### Work required
Copy the data from its first line through the line containing "wire probe P2 — [31, 170, 66, 176]", inclusive, with "red loop" replaced by "jumper loop" and nothing else altered.

### Extracted entries
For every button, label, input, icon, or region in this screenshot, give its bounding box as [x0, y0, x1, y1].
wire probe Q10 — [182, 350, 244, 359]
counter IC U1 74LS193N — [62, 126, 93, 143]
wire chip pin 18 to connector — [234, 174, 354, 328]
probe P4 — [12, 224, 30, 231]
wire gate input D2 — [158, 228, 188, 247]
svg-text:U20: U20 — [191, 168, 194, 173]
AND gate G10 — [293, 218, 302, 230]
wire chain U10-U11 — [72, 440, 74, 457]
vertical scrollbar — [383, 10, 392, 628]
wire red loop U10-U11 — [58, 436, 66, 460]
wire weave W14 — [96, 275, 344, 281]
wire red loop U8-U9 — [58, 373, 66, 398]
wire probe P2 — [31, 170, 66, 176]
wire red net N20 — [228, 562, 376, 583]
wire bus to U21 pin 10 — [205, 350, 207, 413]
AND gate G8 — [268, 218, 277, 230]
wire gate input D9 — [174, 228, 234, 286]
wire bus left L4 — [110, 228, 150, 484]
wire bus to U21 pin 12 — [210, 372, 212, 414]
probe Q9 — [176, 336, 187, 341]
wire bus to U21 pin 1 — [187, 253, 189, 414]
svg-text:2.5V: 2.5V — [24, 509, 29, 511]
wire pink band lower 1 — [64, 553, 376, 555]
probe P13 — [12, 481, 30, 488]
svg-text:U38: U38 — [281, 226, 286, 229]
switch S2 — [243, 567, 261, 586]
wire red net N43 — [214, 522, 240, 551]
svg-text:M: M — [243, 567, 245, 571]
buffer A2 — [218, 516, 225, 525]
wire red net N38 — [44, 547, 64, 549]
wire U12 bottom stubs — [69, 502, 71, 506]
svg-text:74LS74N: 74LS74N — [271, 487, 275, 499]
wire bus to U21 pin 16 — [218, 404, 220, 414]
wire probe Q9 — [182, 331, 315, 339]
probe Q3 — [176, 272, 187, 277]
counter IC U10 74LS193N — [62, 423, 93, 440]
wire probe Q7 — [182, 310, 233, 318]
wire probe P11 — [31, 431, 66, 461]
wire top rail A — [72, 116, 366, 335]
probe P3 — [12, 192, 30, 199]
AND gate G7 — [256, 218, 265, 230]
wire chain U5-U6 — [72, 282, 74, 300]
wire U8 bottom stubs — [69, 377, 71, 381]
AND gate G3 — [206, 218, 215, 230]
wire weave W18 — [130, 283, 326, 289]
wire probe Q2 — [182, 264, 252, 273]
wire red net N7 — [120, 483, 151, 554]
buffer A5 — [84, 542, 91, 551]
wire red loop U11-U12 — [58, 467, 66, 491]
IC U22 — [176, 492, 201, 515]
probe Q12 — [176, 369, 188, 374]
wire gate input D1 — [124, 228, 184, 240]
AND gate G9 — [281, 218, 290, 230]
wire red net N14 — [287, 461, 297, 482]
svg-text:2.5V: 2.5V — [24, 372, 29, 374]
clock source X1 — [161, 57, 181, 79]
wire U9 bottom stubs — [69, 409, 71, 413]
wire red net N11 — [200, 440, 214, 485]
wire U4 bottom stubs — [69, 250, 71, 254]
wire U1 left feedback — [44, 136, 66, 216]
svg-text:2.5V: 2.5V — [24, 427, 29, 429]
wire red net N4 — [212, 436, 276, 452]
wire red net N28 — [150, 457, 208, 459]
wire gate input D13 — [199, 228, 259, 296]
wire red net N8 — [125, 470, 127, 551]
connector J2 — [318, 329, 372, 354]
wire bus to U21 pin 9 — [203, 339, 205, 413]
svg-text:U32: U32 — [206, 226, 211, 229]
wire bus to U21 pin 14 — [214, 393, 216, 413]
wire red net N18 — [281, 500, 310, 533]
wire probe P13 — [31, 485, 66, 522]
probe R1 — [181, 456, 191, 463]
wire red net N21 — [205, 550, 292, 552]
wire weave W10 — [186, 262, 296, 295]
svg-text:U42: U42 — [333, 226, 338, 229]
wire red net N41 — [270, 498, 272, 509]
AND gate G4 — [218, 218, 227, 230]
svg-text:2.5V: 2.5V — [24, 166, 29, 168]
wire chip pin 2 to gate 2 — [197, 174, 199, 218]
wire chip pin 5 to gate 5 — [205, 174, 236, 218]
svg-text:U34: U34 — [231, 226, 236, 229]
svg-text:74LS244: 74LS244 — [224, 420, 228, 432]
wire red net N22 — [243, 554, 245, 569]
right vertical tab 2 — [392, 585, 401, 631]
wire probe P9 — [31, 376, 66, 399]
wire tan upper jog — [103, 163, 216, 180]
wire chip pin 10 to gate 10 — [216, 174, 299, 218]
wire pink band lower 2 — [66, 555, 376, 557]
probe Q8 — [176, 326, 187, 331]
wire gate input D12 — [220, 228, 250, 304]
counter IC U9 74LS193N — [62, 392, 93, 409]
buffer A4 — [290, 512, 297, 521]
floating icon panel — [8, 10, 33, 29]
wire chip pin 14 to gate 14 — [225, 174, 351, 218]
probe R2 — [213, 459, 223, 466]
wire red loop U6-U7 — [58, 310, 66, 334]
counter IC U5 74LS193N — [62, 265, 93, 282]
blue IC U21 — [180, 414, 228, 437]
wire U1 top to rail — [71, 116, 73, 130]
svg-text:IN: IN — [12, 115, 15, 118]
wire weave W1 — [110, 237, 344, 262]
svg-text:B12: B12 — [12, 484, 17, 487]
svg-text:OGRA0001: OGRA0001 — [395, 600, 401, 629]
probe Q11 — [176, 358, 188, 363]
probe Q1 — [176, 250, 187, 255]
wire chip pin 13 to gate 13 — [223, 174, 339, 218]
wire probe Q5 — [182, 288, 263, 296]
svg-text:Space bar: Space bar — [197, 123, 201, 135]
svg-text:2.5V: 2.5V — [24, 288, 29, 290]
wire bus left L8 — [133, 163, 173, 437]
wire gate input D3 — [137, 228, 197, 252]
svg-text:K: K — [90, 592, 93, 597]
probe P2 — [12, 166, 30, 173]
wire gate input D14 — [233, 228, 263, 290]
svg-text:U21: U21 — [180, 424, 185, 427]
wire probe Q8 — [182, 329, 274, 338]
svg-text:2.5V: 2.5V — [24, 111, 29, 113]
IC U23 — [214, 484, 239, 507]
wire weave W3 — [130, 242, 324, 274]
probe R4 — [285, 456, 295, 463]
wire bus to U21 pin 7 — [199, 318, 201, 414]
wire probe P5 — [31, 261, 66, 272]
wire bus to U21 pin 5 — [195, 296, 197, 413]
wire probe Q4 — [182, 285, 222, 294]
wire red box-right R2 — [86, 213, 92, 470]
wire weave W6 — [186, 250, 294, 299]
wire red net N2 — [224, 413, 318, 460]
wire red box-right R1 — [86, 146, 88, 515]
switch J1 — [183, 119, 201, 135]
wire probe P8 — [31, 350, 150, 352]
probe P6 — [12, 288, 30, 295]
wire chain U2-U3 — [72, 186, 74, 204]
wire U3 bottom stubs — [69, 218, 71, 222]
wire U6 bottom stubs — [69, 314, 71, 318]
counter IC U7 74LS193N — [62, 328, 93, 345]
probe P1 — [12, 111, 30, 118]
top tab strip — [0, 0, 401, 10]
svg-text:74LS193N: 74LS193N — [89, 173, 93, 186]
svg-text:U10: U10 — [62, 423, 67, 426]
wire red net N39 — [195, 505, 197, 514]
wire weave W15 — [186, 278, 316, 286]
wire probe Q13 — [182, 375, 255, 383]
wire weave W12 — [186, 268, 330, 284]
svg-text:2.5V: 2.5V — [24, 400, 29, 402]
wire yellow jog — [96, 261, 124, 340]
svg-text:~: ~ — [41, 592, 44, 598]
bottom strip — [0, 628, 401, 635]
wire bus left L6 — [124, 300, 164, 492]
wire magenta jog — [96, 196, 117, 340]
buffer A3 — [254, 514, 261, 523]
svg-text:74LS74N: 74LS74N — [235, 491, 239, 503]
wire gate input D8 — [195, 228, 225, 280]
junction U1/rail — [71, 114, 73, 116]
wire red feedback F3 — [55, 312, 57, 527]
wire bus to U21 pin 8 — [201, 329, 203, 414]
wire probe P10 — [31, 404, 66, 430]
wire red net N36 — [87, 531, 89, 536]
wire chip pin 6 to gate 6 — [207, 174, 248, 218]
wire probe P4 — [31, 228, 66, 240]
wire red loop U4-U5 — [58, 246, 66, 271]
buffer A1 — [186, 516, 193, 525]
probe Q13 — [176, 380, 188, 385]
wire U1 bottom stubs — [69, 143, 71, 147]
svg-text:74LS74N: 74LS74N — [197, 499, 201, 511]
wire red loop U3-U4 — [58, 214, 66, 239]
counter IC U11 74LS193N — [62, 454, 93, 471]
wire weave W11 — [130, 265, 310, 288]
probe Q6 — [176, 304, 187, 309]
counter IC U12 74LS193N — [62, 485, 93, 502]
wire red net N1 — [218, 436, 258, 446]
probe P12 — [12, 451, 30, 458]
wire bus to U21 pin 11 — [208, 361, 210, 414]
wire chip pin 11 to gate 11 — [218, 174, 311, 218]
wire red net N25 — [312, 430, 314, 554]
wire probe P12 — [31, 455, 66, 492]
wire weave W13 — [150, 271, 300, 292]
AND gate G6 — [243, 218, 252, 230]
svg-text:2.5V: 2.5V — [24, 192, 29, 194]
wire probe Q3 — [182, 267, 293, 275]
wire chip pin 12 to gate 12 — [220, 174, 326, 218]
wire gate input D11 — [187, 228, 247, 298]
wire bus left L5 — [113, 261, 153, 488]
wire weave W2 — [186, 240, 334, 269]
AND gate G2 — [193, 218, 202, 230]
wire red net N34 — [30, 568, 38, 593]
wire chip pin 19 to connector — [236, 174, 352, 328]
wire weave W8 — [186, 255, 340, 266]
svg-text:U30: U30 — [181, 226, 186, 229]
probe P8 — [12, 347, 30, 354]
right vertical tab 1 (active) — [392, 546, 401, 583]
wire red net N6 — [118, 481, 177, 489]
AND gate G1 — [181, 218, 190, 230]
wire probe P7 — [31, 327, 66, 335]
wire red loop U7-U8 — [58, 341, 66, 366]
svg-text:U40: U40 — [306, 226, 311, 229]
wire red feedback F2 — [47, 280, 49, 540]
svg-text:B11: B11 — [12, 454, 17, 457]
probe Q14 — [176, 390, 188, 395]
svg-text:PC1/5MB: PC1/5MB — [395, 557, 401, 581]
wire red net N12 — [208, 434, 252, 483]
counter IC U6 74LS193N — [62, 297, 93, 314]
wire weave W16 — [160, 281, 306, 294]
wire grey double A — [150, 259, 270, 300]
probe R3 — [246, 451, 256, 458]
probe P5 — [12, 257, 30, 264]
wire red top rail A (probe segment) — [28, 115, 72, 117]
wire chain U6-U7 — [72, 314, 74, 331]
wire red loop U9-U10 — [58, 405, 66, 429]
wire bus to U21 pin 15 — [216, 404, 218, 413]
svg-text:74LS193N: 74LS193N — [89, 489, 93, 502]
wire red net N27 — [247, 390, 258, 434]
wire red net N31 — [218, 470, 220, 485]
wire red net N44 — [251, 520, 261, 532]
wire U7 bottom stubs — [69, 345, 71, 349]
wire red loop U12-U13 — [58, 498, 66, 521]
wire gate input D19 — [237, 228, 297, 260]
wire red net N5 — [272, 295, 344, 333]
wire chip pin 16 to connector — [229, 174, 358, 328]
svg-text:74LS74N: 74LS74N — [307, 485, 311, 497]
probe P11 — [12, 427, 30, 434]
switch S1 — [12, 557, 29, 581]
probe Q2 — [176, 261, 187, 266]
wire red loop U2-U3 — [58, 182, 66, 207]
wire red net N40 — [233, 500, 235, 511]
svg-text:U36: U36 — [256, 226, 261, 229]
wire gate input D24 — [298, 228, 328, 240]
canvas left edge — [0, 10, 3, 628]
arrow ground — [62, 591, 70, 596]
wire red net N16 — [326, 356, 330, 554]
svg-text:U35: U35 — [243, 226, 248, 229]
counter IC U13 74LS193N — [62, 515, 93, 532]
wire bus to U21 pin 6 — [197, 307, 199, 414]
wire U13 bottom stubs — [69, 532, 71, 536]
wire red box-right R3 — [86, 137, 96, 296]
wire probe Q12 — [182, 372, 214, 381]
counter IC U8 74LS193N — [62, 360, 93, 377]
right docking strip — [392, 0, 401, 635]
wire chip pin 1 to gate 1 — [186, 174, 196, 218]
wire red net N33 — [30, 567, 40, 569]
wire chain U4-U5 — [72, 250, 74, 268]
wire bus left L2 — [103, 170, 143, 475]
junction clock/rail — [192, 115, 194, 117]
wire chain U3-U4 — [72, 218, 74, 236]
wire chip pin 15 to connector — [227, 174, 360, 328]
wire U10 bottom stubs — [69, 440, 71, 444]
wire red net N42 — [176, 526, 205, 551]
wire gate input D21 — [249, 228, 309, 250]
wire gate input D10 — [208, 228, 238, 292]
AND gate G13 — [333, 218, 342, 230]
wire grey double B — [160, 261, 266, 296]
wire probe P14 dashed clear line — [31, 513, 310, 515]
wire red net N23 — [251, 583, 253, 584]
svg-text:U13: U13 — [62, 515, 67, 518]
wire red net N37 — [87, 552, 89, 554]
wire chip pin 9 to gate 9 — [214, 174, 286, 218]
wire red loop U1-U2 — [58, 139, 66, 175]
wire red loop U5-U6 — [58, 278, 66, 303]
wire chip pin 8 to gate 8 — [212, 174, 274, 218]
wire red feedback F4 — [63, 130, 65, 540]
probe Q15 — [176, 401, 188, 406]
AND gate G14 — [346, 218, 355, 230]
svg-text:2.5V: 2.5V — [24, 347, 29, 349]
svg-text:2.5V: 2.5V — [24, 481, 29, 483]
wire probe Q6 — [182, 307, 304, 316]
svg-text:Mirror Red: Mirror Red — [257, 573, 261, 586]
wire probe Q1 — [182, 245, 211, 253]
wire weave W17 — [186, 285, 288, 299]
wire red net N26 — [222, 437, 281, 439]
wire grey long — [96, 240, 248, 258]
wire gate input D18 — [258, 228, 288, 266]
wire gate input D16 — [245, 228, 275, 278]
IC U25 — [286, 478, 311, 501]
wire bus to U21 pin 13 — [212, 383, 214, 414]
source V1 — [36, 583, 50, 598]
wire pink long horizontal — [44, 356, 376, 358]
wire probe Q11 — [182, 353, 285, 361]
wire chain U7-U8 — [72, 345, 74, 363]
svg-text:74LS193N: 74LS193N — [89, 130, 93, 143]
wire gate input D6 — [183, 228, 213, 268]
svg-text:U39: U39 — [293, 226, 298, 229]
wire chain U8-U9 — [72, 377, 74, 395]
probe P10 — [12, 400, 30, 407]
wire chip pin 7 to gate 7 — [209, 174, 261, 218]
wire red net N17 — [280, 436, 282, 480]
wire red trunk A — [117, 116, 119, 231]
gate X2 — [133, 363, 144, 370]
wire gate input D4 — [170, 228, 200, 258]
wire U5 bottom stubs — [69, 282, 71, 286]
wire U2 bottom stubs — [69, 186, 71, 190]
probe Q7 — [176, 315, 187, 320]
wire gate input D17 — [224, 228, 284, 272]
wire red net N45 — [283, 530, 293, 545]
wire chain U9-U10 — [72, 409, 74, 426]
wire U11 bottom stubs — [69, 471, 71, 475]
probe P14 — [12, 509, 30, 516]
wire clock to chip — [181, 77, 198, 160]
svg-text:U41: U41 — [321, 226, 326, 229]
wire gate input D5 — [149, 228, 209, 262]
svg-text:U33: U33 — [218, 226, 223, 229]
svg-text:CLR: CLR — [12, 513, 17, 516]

### Task output
For every button, label, input, icon, or region in this screenshot, give its bounding box as [x0, y0, x1, y1].
wire probe Q10 — [182, 350, 244, 359]
counter IC U1 74LS193N — [62, 126, 93, 143]
wire chip pin 18 to connector — [234, 174, 354, 328]
probe P4 — [12, 224, 30, 231]
wire gate input D2 — [158, 228, 188, 247]
svg-text:U20: U20 — [191, 168, 194, 173]
AND gate G10 — [293, 218, 302, 230]
wire chain U10-U11 — [72, 440, 74, 457]
vertical scrollbar — [383, 10, 392, 628]
wire jumper loop U10-U11 — [58, 436, 66, 460]
wire weave W14 — [96, 275, 344, 281]
wire jumper loop U8-U9 — [58, 373, 66, 398]
wire probe P2 — [31, 170, 66, 176]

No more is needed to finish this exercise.